* Instructions for the task: Reproduce all records verbatim.

* Data provided:
▬▬▬▬▬▬

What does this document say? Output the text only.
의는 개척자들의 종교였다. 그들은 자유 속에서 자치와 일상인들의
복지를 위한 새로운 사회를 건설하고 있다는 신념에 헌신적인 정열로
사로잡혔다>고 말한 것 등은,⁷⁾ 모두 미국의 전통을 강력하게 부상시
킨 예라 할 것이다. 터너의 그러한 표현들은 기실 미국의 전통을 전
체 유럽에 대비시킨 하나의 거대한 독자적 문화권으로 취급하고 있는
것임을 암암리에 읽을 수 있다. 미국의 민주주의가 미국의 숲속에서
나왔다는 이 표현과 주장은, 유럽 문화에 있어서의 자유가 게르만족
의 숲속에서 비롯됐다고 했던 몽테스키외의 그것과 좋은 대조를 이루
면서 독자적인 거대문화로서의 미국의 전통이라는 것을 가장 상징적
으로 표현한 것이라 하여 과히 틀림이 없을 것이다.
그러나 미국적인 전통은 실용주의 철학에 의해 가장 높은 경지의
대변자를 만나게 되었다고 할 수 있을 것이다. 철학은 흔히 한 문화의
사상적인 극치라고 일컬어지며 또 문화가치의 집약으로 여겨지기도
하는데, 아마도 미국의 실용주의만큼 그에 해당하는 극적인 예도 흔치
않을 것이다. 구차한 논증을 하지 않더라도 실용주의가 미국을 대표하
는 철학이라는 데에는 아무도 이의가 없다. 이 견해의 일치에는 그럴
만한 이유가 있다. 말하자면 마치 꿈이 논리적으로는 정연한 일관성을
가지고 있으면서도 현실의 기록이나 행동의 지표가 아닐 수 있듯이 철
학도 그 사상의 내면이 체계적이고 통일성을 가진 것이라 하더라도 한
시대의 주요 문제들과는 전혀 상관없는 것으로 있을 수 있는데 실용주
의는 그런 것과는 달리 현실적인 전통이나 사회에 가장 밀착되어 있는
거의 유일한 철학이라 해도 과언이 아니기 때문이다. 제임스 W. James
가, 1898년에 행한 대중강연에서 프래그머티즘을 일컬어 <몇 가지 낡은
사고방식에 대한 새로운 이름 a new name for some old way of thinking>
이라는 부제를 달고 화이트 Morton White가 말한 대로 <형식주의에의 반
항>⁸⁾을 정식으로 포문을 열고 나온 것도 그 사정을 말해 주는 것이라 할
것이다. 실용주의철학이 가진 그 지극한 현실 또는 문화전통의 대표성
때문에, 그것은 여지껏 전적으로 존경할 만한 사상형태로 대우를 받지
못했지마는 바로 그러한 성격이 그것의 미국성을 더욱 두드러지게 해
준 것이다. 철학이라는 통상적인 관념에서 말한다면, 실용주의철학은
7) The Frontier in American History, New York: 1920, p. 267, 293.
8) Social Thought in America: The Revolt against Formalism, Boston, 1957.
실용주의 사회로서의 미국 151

▬▬▬▬▬▬

* Result:
What does this document say? Output the text only.
의는 개척자들의 종교였다. 그들은 자유 속에서 자치와 일상인들의
복지를 위한 새로운 사회를 건설하고 있다는 신념에 헌신적인 정열로
사로잡혔다>고 말한 것 등은,⁷⁾ 모두 미국의 전통을 강력하게 부상시
킨 예라 할 것이다. 터너의 그러한 표현들은 기실 미국의 전통을 전
체 유럽에 대비시킨 하나의 거대한 독자적 문화권으로 취급하고 있는
것임을 암암리에 읽을 수 있다. 미국의 민주주의가 미국의 숲속에서
나왔다는 이 표현과 주장은, 유럽 문화에 있어서의 자유가 게르만족
의 숲속에서 비롯됐다고 했던 몽테스키외의 그것과 좋은 대조를 이루
면서 독자적인 거대문화로서의 미국의 전통이라는 것을 가장 상징적
으로 표현한 것이라 하여 과히 틀림이 없을 것이다.
그러나 미국적인 전통은 실용주의 철학에 의해 가장 높은 경지의
대변자를 만나게 되었다고 할 수 있을 것이다. 철학은 흔히 한 문화의
사상적인 극치라고 일컬어지며 또 문화가치의 집약으로 여겨지기도
하는데, 아마도 미국의 실용주의만큼 그에 해당하는 극적인 예도 흔치
않을 것이다. 구차한 논증을 하지 않더라도 실용주의가 미국을 대표하
는 철학이라는 데에는 아무도 이의가 없다. 이 견해의 일치에는 그럴
만한 이유가 있다. 말하자면 마치 꿈이 논리적으로는 정연한 일관성을
가지고 있으면서도 현실의 기록이나 행동의 지표가 아닐 수 있듯이 철
학도 그 사상의 내면이 체계적이고 통일성을 가진 것이라 하더라도 한
시대의 주요 문제들과는 전혀 상관없는 것으로 있을 수 있는데 실용주
의는 그런 것과는 달리 현실적인 전통이나 사회에 가장 밀착되어 있는
거의 유일한 철학이라 해도 과언이 아니기 때문이다. 제임스 W. James
가, 1898년에 행한 대중강연에서 프래그머티즘을 일컬어 <몇 가지 낡은
사고방식에 대한 새로운 이름 a new name for some old way of thinking>
이라는 부제를 달고 화이트 Morton White가 말한 대로 <형식주의에의 반
항>⁸⁾을 정식으로 포문을 열고 나온 것도 그 사정을 말해 주는 것이라 할
것이다. 실용주의철학이 가진 그 지극한 현실 또는 문화전통의 대표성
때문에, 그것은 여지껏 전적으로 존경할 만한 사상형태로 대우를 받지
못했지마는 바로 그러한 성격이 그것의 미국성을 더욱 두드러지게 해
준 것이다. 철학이라는 통상적인 관념에서 말한다면, 실용주의철학은
7) The Frontier in American History, New York: 1920, p. 267, 293.
8) Social Thought in America: The Revolt against Formalism, Boston, 1957.
실용주의 사회로서의 미국 151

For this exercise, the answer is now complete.